◆ YOUR INSTRUCTIONS: Output all records precisely as written.

◆ PROVIDED RECORDS:

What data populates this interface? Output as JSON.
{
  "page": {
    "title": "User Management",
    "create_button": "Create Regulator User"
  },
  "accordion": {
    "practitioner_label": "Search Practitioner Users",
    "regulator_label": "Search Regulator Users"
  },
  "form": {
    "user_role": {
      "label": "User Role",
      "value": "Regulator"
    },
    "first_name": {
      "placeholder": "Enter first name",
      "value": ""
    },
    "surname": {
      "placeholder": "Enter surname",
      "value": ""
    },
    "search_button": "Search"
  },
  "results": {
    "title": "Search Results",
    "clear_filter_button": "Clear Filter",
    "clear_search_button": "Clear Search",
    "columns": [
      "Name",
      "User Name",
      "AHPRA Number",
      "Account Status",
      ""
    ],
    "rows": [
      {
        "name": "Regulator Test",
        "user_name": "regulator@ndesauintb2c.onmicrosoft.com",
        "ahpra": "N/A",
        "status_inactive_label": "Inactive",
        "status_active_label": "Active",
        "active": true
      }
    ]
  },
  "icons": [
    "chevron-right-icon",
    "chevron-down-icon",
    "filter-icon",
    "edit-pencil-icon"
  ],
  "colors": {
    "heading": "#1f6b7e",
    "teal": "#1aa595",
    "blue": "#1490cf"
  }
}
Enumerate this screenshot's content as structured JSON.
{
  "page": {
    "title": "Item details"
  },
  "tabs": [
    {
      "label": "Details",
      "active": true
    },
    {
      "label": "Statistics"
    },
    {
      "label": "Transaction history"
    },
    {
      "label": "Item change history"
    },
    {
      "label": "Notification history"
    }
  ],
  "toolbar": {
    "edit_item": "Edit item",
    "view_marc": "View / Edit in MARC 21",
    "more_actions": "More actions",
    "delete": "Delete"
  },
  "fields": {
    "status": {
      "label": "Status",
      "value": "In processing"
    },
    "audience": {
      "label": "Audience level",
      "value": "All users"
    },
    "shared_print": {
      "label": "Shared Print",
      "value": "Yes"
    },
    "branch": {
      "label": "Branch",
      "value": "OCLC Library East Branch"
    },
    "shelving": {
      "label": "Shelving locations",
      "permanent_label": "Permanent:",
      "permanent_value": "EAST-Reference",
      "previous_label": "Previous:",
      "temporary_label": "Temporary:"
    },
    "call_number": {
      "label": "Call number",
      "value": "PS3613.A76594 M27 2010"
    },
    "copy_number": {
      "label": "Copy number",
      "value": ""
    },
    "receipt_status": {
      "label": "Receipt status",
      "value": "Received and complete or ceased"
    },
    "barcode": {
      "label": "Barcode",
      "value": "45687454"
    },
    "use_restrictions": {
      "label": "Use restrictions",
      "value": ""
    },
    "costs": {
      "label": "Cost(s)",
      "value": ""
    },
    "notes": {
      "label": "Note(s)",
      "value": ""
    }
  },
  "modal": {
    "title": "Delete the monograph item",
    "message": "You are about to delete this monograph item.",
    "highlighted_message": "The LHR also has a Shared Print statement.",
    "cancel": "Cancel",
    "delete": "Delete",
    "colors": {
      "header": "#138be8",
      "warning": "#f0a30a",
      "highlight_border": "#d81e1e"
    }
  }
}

◆ FINISHED EXERCISE:
What data populates this interface? Output as JSON.
{
  "page": {
    "title": "User Management",
    "create_button": "Create Regulator User"
  },
  "accordion": {
    "practitioner_label": "Search Practitioner Users",
    "regulator_label": "Search Regulator Users"
  },
  "form": {
    "user_role": {
      "label": "User Role",
      "value": "Regulator"
    },
    "first_name": {
      "placeholder": "Enter first name",
      "value": ""
    },
    "surname": {
      "placeholder": "Enter surname",
      "value": ""
    },
    "search_button": "Search"
  },
  "results": {
    "title": "Search Results",
    "clear_filter_button": "Clear Filter",
    "clear_search_button": "Clear Search",
    "columns": [
      "Name",
      "User Name",
      "AHPRA Number",
      "Account Status",
      ""
    ],
    "rows": [
      {
        "name": "Regulator Test",
        "user_name": "regulator@ndesauintb2c.onmicrosoft.com",
        "ahpra": "N/A",
        "status_inactive_label": "Inactive",
        "status_active_label": "Active",
        "active": true
      }
    ]
  },
  "icons": [
    "chevron-right-icon",
    "chevron-down-icon",
    "filter-icon",
    "edit-pencil-icon"
  ],
  "colors": {
    "heading": "#1f6b7e",
    "teal": "#1aa595",
    "blue": "#1490cf"
  }
}
Enumerate this screenshot's content as structured JSON.
{
  "page": {
    "title": "Item details"
  },
  "tabs": [
    {
      "label": "Details",
      "active": true
    },
    {
      "label": "Statistics"
    },
    {
      "label": "Transaction history"
    },
    {
      "label": "Item change history"
    },
    {
      "label": "Notification history"
    }
  ],
  "toolbar": {
    "edit_item": "Edit item",
    "view_marc": "View / Edit in MARC 21",
    "more_actions": "More actions",
    "delete": "Delete"
  },
  "fields": {
    "status": {
      "label": "Status",
      "value": "In processing"
    },
    "audience": {
      "label": "Audience level",
      "value": "All users"
    },
    "shared_print": {
      "label": "Shared Print",
      "value": "Yes"
    },
    "branch": {
      "label": "Branch",
      "value": "OCLC Library East Branch"
    },
    "shelving": {
      "label": "Shelving locations",
      "permanent_label": "Permanent:",
      "permanent_value": "EAST-Reference",
      "previous_label": "Previous:",
      "temporary_label": "Temporary:"
    },
    "call_number": {
      "label": "Call number",
      "value": "PS3613.A76594 M27 2010"
    },
    "copy_number": {
      "label": "Copy number",
      "value": ""
    },
    "receipt_status": {
      "label": "Receipt status",
      "value": "Received and complete or ceased"
    },
    "barcode": {
      "label": "Barcode",
      "value": "45687454"
    },
    "use_restrictions": {
      "label": "Use restrictions",
      "value": ""
    },
    "costs": {
      "label": "Cost(s)",
      "value": ""
    },
    "notes": {
      "label": "Note(s)",
      "value": ""
    }
  },
  "modal": {
    "title": "Delete the monograph item",
    "message": "You are about to delete this monograph item.",
    "highlighted_message": "The LHR also has a Shared Print statement.",
    "cancel": "Cancel",
    "delete": "Delete",
    "colors": {
      "header": "#138be8",
      "warning": "#f0a30a",
      "highlight_border": "#d81e1e"
    }
  }
}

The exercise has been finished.